Data shown ::
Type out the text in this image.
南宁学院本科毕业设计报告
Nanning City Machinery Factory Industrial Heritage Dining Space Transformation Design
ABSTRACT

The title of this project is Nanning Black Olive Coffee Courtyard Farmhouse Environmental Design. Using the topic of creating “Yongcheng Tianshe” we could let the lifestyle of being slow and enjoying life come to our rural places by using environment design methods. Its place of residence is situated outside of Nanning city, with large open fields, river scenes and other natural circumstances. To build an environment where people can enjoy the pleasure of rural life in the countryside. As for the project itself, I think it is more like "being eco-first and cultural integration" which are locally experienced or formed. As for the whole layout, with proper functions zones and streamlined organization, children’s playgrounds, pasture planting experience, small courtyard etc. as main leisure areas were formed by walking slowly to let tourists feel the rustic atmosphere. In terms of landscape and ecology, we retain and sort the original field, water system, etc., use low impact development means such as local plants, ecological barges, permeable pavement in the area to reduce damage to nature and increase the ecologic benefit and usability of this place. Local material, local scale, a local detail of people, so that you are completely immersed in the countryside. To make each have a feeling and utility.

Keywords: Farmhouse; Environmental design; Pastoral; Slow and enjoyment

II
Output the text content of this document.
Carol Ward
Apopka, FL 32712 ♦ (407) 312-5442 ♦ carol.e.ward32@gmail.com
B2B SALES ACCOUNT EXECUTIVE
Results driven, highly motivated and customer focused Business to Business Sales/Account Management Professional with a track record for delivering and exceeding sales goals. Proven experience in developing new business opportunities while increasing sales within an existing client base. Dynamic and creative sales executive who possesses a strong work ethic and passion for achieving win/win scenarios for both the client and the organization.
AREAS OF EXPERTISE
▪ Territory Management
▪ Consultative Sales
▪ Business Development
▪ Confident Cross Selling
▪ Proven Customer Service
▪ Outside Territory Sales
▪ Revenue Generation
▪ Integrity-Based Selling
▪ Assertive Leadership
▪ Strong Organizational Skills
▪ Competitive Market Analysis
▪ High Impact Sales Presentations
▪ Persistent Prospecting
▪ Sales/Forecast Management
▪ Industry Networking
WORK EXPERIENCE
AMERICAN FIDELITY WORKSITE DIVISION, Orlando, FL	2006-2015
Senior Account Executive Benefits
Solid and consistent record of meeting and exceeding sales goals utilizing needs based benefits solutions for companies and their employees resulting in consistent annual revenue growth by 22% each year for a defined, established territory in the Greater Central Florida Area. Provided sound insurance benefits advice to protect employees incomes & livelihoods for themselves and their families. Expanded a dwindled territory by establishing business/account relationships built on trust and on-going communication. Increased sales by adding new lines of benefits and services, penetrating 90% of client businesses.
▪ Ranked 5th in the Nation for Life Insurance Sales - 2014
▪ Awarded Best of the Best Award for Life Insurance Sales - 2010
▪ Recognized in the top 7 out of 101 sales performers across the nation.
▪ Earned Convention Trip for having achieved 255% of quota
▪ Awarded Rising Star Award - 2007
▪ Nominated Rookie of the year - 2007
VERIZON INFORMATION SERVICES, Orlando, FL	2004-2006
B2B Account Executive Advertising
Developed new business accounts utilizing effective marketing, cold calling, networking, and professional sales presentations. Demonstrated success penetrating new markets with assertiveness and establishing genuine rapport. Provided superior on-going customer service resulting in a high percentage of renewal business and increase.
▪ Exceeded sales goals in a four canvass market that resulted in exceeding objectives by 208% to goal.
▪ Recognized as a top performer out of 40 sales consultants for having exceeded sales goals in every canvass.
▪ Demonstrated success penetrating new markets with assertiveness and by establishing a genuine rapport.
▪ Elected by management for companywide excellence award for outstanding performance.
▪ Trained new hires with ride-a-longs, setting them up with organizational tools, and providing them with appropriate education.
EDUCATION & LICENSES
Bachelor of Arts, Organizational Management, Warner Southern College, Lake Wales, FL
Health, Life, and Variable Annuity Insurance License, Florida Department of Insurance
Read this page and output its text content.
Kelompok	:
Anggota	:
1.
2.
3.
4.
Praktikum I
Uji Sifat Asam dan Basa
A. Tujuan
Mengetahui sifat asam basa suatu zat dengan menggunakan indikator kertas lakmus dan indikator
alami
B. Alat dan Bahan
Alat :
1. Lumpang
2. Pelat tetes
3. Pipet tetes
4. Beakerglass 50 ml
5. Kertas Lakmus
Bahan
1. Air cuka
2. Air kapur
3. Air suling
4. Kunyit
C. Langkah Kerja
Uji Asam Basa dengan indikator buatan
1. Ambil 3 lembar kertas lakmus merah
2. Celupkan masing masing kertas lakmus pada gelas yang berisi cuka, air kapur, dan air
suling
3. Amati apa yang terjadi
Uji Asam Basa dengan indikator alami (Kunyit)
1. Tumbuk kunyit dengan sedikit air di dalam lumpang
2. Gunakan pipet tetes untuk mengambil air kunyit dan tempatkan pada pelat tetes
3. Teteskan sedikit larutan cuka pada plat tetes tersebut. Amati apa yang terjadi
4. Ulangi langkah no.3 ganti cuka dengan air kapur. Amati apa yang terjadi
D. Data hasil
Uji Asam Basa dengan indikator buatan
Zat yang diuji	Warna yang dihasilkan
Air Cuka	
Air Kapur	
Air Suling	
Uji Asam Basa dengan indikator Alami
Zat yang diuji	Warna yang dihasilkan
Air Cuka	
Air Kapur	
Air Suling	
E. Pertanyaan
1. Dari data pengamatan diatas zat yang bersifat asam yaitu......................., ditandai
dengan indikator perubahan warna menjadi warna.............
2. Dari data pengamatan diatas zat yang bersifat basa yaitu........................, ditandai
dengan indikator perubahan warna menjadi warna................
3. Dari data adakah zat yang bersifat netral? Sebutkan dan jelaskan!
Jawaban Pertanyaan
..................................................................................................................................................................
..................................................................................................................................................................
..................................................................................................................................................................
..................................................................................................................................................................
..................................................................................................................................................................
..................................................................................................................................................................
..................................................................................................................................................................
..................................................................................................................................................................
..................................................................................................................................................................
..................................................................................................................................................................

Goal ::
Search the entries for the word "diatas" and copy every line that has it.

Correct answer ::
1. Dari data pengamatan diatas zat yang bersifat asam yaitu......................., ditandai
2. Dari data pengamatan diatas zat yang bersifat basa yaitu........................, ditandai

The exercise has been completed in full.